» **TO BE DONE**
Repeat each line exactly, leaving nothing out.

* Start *

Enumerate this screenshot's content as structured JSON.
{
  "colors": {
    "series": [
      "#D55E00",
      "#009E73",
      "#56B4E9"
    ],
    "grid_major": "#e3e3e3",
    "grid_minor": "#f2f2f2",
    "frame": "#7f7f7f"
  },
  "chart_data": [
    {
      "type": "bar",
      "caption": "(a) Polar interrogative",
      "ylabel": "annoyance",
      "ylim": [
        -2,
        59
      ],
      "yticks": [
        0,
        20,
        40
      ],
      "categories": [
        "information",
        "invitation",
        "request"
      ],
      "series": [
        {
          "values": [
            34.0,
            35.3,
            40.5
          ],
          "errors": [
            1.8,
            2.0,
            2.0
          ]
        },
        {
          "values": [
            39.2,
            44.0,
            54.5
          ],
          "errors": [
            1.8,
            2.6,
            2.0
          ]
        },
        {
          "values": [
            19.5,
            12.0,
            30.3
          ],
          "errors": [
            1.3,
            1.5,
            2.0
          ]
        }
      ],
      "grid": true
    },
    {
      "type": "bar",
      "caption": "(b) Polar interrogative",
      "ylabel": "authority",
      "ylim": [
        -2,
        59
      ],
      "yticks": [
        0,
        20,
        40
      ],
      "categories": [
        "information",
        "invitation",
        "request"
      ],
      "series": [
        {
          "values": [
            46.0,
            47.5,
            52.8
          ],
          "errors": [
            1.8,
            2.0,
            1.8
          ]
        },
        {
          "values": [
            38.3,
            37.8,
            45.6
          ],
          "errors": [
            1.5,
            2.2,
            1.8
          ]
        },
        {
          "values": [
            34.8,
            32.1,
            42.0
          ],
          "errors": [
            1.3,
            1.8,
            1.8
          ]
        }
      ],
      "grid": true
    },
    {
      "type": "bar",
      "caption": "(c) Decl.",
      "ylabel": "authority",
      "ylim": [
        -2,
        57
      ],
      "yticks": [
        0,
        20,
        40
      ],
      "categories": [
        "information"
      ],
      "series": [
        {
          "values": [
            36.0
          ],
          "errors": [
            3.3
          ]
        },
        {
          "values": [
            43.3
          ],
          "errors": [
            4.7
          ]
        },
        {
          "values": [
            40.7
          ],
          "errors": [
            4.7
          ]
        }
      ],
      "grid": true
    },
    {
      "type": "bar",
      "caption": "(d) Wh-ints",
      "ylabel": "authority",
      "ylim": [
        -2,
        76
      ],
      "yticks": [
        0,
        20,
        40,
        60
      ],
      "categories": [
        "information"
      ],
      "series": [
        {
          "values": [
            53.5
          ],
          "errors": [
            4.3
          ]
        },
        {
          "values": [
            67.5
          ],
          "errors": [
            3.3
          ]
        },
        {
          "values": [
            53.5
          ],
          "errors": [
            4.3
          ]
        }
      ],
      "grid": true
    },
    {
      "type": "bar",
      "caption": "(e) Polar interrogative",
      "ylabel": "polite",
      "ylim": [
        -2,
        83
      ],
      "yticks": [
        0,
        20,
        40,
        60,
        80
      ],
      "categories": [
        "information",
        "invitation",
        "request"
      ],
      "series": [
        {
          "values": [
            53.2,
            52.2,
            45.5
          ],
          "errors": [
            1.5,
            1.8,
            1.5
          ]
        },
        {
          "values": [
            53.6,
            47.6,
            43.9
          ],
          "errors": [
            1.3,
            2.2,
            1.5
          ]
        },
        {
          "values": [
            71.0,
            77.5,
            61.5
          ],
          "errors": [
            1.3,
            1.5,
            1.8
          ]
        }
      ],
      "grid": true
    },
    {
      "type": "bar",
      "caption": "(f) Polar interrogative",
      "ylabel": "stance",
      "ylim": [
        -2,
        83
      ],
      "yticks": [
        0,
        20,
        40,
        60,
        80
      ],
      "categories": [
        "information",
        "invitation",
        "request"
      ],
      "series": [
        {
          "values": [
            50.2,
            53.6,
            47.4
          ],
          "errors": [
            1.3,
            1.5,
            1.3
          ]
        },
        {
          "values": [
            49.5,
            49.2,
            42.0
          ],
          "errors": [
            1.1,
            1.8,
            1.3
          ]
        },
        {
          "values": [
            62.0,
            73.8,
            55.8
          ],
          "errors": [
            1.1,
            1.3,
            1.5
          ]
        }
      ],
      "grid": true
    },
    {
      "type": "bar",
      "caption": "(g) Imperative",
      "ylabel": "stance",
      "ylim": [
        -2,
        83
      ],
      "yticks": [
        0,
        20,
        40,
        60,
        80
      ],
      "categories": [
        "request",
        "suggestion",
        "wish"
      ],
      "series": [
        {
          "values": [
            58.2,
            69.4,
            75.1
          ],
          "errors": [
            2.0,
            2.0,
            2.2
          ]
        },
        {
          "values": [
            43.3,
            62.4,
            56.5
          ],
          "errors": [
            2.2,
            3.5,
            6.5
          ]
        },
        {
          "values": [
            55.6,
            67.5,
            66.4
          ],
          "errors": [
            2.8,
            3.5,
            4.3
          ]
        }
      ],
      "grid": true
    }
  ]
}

* End *

» **EXERCISE OUTPUT**
Enumerate this screenshot's content as structured JSON.
{
  "colors": {
    "series": [
      "#D55E00",
      "#009E73",
      "#56B4E9"
    ],
    "grid_major": "#e3e3e3",
    "grid_minor": "#f2f2f2",
    "frame": "#7f7f7f"
  },
  "chart_data": [
    {
      "type": "bar",
      "caption": "(a) Polar interrogative",
      "ylabel": "annoyance",
      "ylim": [
        -2,
        59
      ],
      "yticks": [
        0,
        20,
        40
      ],
      "categories": [
        "information",
        "invitation",
        "request"
      ],
      "series": [
        {
          "values": [
            34.0,
            35.3,
            40.5
          ],
          "errors": [
            1.8,
            2.0,
            2.0
          ]
        },
        {
          "values": [
            39.2,
            44.0,
            54.5
          ],
          "errors": [
            1.8,
            2.6,
            2.0
          ]
        },
        {
          "values": [
            19.5,
            12.0,
            30.3
          ],
          "errors": [
            1.3,
            1.5,
            2.0
          ]
        }
      ],
      "grid": true
    },
    {
      "type": "bar",
      "caption": "(b) Polar interrogative",
      "ylabel": "authority",
      "ylim": [
        -2,
        59
      ],
      "yticks": [
        0,
        20,
        40
      ],
      "categories": [
        "information",
        "invitation",
        "request"
      ],
      "series": [
        {
          "values": [
            46.0,
            47.5,
            52.8
          ],
          "errors": [
            1.8,
            2.0,
            1.8
          ]
        },
        {
          "values": [
            38.3,
            37.8,
            45.6
          ],
          "errors": [
            1.5,
            2.2,
            1.8
          ]
        },
        {
          "values": [
            34.8,
            32.1,
            42.0
          ],
          "errors": [
            1.3,
            1.8,
            1.8
          ]
        }
      ],
      "grid": true
    },
    {
      "type": "bar",
      "caption": "(c) Decl.",
      "ylabel": "authority",
      "ylim": [
        -2,
        57
      ],
      "yticks": [
        0,
        20,
        40
      ],
      "categories": [
        "information"
      ],
      "series": [
        {
          "values": [
            36.0
          ],
          "errors": [
            3.3
          ]
        },
        {
          "values": [
            43.3
          ],
          "errors": [
            4.7
          ]
        },
        {
          "values": [
            40.7
          ],
          "errors": [
            4.7
          ]
        }
      ],
      "grid": true
    },
    {
      "type": "bar",
      "caption": "(d) Wh-ints",
      "ylabel": "authority",
      "ylim": [
        -2,
        76
      ],
      "yticks": [
        0,
        20,
        40,
        60
      ],
      "categories": [
        "information"
      ],
      "series": [
        {
          "values": [
            53.5
          ],
          "errors": [
            4.3
          ]
        },
        {
          "values": [
            67.5
          ],
          "errors": [
            3.3
          ]
        },
        {
          "values": [
            53.5
          ],
          "errors": [
            4.3
          ]
        }
      ],
      "grid": true
    },
    {
      "type": "bar",
      "caption": "(e) Polar interrogative",
      "ylabel": "polite",
      "ylim": [
        -2,
        83
      ],
      "yticks": [
        0,
        20,
        40,
        60,
        80
      ],
      "categories": [
        "information",
        "invitation",
        "request"
      ],
      "series": [
        {
          "values": [
            53.2,
            52.2,
            45.5
          ],
          "errors": [
            1.5,
            1.8,
            1.5
          ]
        },
        {
          "values": [
            53.6,
            47.6,
            43.9
          ],
          "errors": [
            1.3,
            2.2,
            1.5
          ]
        },
        {
          "values": [
            71.0,
            77.5,
            61.5
          ],
          "errors": [
            1.3,
            1.5,
            1.8
          ]
        }
      ],
      "grid": true
    },
    {
      "type": "bar",
      "caption": "(f) Polar interrogative",
      "ylabel": "stance",
      "ylim": [
        -2,
        83
      ],
      "yticks": [
        0,
        20,
        40,
        60,
        80
      ],
      "categories": [
        "information",
        "invitation",
        "request"
      ],
      "series": [
        {
          "values": [
            50.2,
            53.6,
            47.4
          ],
          "errors": [
            1.3,
            1.5,
            1.3
          ]
        },
        {
          "values": [
            49.5,
            49.2,
            42.0
          ],
          "errors": [
            1.1,
            1.8,
            1.3
          ]
        },
        {
          "values": [
            62.0,
            73.8,
            55.8
          ],
          "errors": [
            1.1,
            1.3,
            1.5
          ]
        }
      ],
      "grid": true
    },
    {
      "type": "bar",
      "caption": "(g) Imperative",
      "ylabel": "stance",
      "ylim": [
        -2,
        83
      ],
      "yticks": [
        0,
        20,
        40,
        60,
        80
      ],
      "categories": [
        "request",
        "suggestion",
        "wish"
      ],
      "series": [
        {
          "values": [
            58.2,
            69.4,
            75.1
          ],
          "errors": [
            2.0,
            2.0,
            2.2
          ]
        },
        {
          "values": [
            43.3,
            62.4,
            56.5
          ],
          "errors": [
            2.2,
            3.5,
            6.5
          ]
        },
        {
          "values": [
            55.6,
            67.5,
            66.4
          ],
          "errors": [
            2.8,
            3.5,
            4.3
          ]
        }
      ],
      "grid": true
    }
  ]
}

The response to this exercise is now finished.